What this task involves: Among the following entries, count the lines that contain "este" and report only the result.

Records for this exercise:
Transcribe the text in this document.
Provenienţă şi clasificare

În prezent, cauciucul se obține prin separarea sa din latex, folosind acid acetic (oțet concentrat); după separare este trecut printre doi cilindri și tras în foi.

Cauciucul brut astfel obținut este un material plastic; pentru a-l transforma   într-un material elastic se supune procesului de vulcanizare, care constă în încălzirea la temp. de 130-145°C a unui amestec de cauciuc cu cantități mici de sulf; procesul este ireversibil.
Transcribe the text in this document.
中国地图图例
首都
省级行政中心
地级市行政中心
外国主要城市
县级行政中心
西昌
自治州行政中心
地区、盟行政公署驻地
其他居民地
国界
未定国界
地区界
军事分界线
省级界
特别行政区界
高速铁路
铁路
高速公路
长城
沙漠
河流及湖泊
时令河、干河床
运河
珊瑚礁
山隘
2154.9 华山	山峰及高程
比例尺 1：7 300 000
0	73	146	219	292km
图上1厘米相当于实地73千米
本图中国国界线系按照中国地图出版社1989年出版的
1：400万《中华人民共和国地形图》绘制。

* * *

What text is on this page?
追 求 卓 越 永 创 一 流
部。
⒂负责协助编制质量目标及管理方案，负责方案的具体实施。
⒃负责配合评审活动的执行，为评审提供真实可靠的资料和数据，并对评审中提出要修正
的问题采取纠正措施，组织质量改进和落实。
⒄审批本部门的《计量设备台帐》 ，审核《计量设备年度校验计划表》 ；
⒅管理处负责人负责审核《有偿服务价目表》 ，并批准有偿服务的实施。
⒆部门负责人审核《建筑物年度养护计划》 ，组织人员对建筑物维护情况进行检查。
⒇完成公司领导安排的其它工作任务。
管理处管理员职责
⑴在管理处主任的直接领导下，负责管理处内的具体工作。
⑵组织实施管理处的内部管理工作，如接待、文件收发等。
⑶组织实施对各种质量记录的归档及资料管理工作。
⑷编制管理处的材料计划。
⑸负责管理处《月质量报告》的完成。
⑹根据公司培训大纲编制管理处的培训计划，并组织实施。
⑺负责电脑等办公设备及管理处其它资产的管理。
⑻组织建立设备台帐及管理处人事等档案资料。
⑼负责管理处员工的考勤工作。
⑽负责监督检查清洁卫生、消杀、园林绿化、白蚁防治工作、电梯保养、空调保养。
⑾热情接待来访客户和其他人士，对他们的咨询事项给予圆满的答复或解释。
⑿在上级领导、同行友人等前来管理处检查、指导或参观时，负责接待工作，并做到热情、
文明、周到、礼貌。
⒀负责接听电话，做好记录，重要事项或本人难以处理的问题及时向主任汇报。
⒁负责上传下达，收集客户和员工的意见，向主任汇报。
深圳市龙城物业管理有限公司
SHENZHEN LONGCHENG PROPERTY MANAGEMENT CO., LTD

--

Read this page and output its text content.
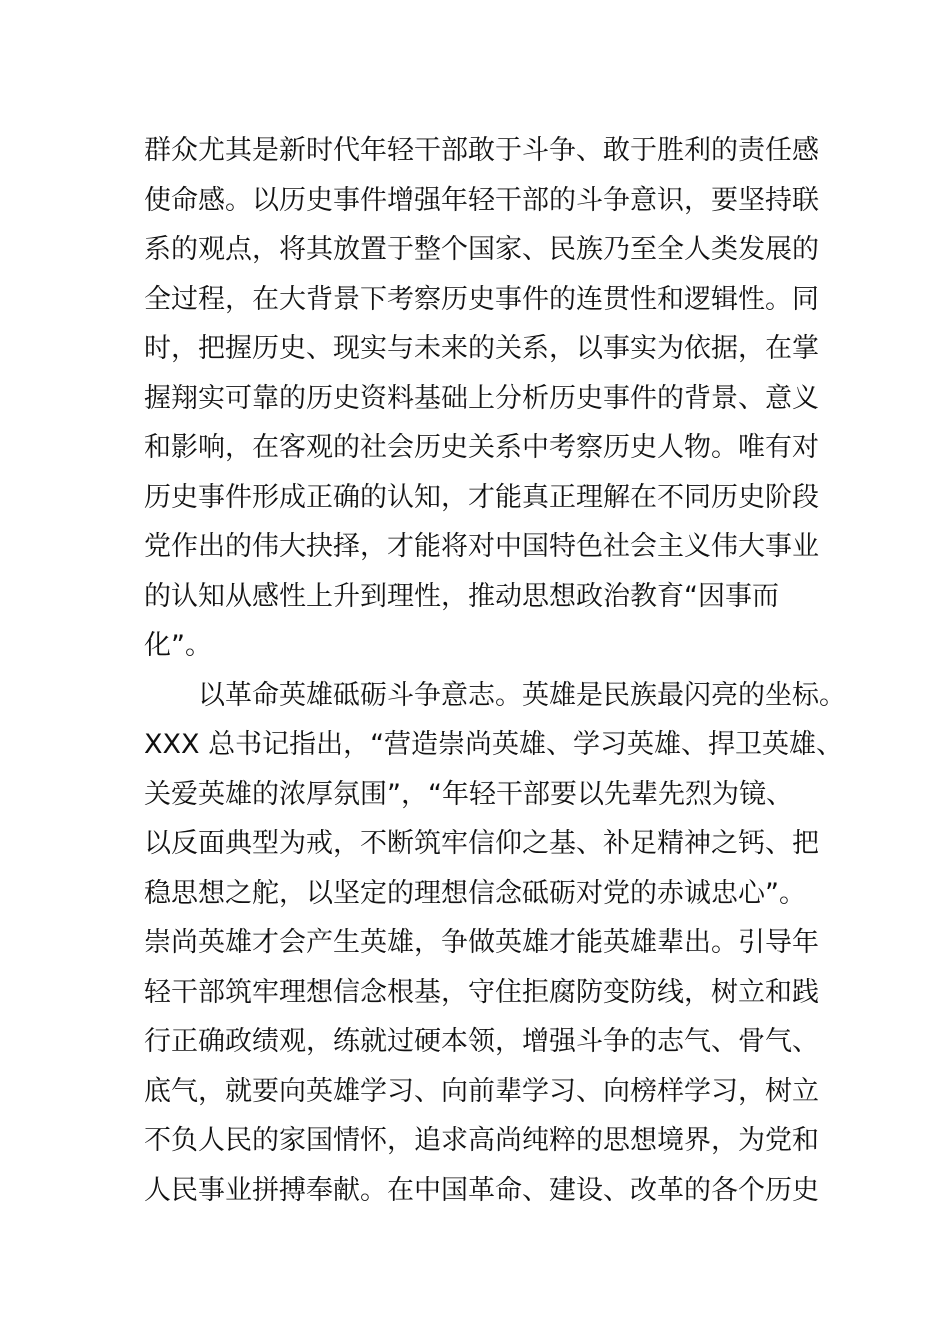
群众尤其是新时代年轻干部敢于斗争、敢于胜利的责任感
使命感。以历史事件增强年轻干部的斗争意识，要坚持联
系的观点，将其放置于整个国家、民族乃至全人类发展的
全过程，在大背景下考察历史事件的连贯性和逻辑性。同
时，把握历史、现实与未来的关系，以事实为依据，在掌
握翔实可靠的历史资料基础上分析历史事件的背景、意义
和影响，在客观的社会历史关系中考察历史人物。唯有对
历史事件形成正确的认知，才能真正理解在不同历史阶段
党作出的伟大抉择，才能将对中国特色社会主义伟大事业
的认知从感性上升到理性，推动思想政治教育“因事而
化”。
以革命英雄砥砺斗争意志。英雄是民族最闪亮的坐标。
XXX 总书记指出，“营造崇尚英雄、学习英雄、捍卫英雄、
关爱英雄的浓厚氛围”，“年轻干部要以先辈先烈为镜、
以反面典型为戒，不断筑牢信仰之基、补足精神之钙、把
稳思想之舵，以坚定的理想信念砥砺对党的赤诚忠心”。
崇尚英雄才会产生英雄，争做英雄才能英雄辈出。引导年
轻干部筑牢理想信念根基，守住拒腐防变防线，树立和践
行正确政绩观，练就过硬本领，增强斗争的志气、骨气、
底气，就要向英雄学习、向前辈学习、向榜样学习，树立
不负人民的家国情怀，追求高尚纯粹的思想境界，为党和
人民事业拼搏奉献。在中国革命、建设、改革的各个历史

Result for this task: 2